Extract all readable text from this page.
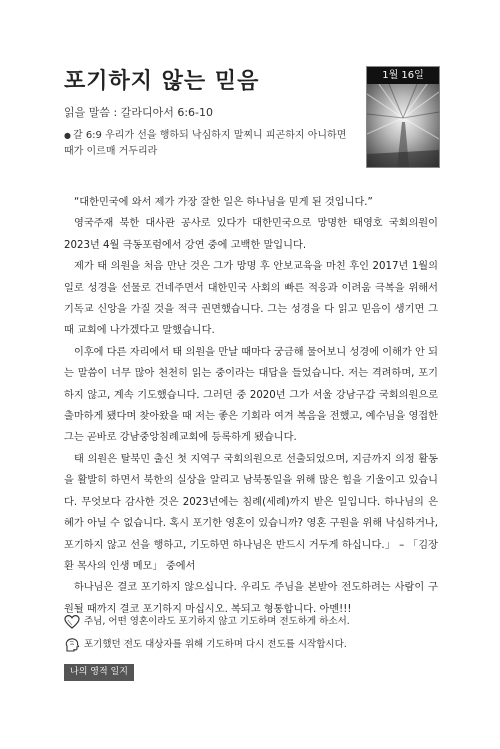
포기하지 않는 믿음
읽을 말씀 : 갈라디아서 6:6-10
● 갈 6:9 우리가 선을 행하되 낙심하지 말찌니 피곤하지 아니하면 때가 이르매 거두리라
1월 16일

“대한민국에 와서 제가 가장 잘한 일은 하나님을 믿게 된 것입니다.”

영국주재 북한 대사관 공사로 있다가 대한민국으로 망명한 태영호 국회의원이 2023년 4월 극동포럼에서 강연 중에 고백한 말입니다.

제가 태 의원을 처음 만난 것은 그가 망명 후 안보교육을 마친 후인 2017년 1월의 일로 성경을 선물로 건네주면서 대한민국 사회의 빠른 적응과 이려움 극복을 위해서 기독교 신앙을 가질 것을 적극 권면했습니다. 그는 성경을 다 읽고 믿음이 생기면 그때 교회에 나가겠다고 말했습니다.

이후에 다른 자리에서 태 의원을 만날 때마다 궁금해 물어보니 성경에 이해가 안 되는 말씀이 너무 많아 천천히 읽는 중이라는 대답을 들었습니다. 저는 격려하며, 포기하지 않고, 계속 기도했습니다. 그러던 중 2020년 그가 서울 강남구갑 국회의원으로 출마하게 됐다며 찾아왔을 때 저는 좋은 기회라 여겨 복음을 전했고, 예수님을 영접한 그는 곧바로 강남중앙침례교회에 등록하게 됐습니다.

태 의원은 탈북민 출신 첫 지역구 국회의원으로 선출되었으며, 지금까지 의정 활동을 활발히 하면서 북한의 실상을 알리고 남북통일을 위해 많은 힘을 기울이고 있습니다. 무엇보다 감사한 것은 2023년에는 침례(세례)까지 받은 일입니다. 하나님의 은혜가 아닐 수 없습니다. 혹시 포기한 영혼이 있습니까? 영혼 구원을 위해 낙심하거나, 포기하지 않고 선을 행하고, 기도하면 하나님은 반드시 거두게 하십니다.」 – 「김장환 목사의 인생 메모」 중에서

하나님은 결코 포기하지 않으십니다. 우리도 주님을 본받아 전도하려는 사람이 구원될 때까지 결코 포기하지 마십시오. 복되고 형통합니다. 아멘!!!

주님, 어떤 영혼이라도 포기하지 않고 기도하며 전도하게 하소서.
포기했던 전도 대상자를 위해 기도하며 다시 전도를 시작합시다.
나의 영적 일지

┄┄┄┄┄┄┄┄┄┄

## Objective
Copy out all of the material exactly as written, without its pictures.

## Task response
Extract all readable text from this page.
포기하지 않는 믿음
읽을 말씀 : 갈라디아서 6:6-10
● 갈 6:9 우리가 선을 행하되 낙심하지 말찌니 피곤하지 아니하면 때가 이르매 거두리라
1월 16일

“대한민국에 와서 제가 가장 잘한 일은 하나님을 믿게 된 것입니다.”

영국주재 북한 대사관 공사로 있다가 대한민국으로 망명한 태영호 국회의원이 2023년 4월 극동포럼에서 강연 중에 고백한 말입니다.

제가 태 의원을 처음 만난 것은 그가 망명 후 안보교육을 마친 후인 2017년 1월의 일로 성경을 선물로 건네주면서 대한민국 사회의 빠른 적응과 이려움 극복을 위해서 기독교 신앙을 가질 것을 적극 권면했습니다. 그는 성경을 다 읽고 믿음이 생기면 그때 교회에 나가겠다고 말했습니다.

이후에 다른 자리에서 태 의원을 만날 때마다 궁금해 물어보니 성경에 이해가 안 되는 말씀이 너무 많아 천천히 읽는 중이라는 대답을 들었습니다. 저는 격려하며, 포기하지 않고, 계속 기도했습니다. 그러던 중 2020년 그가 서울 강남구갑 국회의원으로 출마하게 됐다며 찾아왔을 때 저는 좋은 기회라 여겨 복음을 전했고, 예수님을 영접한 그는 곧바로 강남중앙침례교회에 등록하게 됐습니다.

태 의원은 탈북민 출신 첫 지역구 국회의원으로 선출되었으며, 지금까지 의정 활동을 활발히 하면서 북한의 실상을 알리고 남북통일을 위해 많은 힘을 기울이고 있습니다. 무엇보다 감사한 것은 2023년에는 침례(세례)까지 받은 일입니다. 하나님의 은혜가 아닐 수 없습니다. 혹시 포기한 영혼이 있습니까? 영혼 구원을 위해 낙심하거나, 포기하지 않고 선을 행하고, 기도하면 하나님은 반드시 거두게 하십니다.」 – 「김장환 목사의 인생 메모」 중에서

하나님은 결코 포기하지 않으십니다. 우리도 주님을 본받아 전도하려는 사람이 구원될 때까지 결코 포기하지 마십시오. 복되고 형통합니다. 아멘!!!

주님, 어떤 영혼이라도 포기하지 않고 기도하며 전도하게 하소서.
포기했던 전도 대상자를 위해 기도하며 다시 전도를 시작합시다.
나의 영적 일지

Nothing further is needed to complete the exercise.